RECORDS FOR THIS EXERCISE:

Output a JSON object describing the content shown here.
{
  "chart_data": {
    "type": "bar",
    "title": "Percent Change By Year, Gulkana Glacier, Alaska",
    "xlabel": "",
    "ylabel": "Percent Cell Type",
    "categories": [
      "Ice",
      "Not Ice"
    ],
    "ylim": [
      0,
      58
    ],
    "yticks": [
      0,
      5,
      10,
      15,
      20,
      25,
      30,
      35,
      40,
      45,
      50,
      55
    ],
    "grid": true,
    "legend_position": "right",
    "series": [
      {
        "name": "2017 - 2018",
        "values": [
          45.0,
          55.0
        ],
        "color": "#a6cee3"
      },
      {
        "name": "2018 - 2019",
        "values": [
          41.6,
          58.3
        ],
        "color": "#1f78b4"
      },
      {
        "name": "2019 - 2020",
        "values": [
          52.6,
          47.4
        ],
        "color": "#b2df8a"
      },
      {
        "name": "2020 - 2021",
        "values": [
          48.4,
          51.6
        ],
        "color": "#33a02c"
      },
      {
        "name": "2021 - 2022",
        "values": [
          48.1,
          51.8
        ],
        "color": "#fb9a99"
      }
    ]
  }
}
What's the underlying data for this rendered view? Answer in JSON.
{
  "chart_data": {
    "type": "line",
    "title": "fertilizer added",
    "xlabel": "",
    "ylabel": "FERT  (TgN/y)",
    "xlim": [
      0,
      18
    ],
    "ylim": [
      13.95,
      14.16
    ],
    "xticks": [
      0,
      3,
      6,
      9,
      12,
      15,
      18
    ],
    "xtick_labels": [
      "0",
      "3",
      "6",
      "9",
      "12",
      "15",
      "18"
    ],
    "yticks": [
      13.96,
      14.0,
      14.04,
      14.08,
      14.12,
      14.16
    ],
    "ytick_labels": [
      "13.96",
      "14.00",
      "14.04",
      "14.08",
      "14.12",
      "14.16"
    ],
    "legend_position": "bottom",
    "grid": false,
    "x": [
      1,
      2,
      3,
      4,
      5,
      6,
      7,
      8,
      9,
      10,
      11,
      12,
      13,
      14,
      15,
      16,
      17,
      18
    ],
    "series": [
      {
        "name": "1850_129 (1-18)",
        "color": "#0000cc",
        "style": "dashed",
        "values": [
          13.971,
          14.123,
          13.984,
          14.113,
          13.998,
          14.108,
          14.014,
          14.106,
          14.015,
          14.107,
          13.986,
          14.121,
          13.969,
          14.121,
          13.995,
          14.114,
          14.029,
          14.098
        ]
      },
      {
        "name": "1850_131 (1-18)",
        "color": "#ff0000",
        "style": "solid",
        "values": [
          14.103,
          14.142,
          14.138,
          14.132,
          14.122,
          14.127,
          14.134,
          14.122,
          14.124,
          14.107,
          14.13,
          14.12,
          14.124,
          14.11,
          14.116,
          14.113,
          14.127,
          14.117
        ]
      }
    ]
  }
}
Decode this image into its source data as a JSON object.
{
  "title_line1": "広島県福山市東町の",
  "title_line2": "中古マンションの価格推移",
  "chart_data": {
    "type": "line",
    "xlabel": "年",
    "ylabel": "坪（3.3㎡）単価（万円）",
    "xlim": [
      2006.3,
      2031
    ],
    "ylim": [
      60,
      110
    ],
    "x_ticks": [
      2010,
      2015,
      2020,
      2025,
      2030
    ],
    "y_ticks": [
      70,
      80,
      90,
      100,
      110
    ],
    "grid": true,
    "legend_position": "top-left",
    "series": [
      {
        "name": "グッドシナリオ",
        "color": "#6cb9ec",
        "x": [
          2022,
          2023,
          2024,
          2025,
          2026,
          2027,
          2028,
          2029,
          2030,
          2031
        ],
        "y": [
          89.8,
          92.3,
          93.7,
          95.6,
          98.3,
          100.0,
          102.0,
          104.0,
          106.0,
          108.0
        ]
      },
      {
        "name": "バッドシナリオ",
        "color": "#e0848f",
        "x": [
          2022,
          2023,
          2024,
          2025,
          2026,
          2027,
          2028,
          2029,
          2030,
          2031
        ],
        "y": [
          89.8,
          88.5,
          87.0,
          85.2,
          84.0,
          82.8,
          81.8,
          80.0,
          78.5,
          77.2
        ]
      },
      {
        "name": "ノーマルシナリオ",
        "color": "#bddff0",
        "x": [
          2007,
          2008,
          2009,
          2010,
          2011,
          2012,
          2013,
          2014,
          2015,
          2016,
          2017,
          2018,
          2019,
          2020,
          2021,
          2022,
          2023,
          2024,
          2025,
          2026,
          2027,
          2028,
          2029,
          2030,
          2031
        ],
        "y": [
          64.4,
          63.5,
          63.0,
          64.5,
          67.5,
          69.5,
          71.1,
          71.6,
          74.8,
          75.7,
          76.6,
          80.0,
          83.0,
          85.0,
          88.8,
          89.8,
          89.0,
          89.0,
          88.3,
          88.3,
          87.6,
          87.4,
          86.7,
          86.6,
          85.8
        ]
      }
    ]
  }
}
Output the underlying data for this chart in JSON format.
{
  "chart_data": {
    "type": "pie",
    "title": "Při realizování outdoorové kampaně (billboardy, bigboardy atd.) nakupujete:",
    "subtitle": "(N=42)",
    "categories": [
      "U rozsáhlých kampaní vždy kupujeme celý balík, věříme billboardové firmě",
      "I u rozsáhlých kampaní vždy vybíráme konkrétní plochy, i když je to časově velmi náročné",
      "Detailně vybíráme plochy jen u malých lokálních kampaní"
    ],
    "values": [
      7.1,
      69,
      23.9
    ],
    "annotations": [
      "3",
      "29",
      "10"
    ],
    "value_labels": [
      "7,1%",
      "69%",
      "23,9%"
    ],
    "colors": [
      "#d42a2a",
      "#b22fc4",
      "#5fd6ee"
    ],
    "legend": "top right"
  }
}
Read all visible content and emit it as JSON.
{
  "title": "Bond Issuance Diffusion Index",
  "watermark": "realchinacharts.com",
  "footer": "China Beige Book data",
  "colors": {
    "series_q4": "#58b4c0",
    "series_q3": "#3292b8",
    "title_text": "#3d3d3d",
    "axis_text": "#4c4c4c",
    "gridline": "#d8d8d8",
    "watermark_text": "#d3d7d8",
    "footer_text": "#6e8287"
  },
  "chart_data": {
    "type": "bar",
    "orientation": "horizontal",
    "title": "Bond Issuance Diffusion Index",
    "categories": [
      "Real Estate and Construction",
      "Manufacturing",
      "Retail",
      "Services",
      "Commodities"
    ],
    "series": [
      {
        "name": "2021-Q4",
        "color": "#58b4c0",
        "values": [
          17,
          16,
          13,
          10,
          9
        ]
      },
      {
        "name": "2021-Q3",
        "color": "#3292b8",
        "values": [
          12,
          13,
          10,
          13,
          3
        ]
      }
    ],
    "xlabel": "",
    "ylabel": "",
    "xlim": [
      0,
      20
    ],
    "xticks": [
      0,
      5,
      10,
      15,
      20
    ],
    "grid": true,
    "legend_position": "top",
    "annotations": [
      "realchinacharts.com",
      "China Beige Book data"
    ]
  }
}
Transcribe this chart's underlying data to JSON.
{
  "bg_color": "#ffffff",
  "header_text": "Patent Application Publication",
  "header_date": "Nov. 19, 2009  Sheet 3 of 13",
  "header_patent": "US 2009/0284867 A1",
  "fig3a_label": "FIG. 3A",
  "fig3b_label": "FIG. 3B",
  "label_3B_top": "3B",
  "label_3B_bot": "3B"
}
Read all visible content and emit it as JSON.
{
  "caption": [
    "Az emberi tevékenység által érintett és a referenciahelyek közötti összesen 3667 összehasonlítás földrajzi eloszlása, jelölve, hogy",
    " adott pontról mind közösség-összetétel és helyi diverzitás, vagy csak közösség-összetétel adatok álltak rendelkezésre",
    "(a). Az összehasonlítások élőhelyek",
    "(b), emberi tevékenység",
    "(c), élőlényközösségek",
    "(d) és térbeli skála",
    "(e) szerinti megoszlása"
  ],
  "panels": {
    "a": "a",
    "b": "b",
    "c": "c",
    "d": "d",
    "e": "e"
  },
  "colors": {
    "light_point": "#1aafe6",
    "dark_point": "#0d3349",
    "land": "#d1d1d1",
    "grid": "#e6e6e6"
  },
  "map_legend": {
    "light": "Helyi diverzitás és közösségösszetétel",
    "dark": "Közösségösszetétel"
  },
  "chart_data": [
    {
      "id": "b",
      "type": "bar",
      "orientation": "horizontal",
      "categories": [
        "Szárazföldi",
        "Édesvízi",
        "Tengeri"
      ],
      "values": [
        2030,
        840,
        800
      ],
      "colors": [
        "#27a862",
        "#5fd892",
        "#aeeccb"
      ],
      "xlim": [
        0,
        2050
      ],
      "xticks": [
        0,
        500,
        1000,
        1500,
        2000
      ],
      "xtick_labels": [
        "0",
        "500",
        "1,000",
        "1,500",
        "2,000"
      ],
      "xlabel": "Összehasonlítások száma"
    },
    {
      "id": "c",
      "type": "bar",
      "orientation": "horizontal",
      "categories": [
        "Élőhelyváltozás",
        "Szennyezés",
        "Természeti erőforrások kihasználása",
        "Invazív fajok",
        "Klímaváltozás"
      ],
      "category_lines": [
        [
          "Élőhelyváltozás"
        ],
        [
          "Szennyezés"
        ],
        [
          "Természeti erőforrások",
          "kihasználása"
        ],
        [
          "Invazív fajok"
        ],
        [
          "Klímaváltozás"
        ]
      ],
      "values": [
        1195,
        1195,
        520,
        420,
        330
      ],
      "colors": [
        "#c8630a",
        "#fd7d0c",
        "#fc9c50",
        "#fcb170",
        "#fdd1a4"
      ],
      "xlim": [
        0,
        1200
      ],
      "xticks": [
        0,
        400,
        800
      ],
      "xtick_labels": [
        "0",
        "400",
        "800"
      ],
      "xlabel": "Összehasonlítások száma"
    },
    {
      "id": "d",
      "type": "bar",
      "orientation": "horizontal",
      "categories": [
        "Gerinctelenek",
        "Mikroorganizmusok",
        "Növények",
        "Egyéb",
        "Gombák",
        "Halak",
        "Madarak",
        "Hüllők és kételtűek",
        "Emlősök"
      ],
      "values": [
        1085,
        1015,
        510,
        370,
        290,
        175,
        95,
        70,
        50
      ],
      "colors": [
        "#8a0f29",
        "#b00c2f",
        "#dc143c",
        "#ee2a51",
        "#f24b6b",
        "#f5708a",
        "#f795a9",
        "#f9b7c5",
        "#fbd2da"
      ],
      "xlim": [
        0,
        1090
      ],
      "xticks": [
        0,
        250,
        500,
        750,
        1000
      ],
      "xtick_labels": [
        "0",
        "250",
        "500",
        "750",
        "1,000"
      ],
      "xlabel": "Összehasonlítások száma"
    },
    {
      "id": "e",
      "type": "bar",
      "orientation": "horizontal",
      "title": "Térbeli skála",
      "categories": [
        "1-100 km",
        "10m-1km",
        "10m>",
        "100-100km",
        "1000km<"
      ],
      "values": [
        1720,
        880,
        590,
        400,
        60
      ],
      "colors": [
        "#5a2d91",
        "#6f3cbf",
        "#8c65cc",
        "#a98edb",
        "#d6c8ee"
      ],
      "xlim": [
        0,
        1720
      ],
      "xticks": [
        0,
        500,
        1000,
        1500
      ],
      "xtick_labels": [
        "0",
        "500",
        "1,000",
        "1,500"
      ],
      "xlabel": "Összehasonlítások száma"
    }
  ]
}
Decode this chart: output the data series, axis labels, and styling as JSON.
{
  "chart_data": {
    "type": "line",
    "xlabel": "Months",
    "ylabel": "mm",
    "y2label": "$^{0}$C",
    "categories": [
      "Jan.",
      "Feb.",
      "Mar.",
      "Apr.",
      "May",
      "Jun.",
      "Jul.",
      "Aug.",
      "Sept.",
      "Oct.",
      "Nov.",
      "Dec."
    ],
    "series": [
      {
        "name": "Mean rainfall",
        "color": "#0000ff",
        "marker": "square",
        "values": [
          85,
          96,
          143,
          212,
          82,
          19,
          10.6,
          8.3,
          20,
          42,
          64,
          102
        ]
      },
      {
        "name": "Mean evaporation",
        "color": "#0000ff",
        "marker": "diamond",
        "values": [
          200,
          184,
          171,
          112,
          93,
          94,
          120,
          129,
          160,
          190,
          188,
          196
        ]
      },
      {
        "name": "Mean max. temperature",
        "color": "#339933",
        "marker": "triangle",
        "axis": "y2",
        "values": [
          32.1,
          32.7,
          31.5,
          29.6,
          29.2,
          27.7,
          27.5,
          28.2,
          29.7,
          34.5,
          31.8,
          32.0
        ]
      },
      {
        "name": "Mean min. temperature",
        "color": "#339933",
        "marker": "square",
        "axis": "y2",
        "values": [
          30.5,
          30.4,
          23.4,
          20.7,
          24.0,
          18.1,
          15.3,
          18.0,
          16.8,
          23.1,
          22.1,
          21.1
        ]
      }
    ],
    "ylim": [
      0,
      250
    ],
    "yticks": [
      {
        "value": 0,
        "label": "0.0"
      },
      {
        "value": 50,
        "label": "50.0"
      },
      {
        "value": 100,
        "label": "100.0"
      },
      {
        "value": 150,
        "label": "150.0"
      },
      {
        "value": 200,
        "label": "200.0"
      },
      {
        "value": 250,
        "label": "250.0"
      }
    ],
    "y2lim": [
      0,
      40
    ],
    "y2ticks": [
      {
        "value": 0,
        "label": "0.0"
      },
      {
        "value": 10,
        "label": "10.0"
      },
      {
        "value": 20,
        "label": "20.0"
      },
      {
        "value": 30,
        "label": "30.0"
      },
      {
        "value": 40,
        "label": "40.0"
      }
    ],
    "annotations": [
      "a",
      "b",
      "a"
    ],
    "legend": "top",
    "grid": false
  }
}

THE PROBLEM:
Copy out every line of the listing that includes the string "JSON".

ANSWER TO THIS EXERCISE:
Output a JSON object describing the content shown here.
What's the underlying data for this rendered view? Answer in JSON.
Decode this image into its source data as a JSON object.
Output the underlying data for this chart in JSON format.
Read all visible content and emit it as JSON.
Transcribe this chart's underlying data to JSON.
Read all visible content and emit it as JSON.
Decode this chart: output the data series, axis labels, and styling as JSON.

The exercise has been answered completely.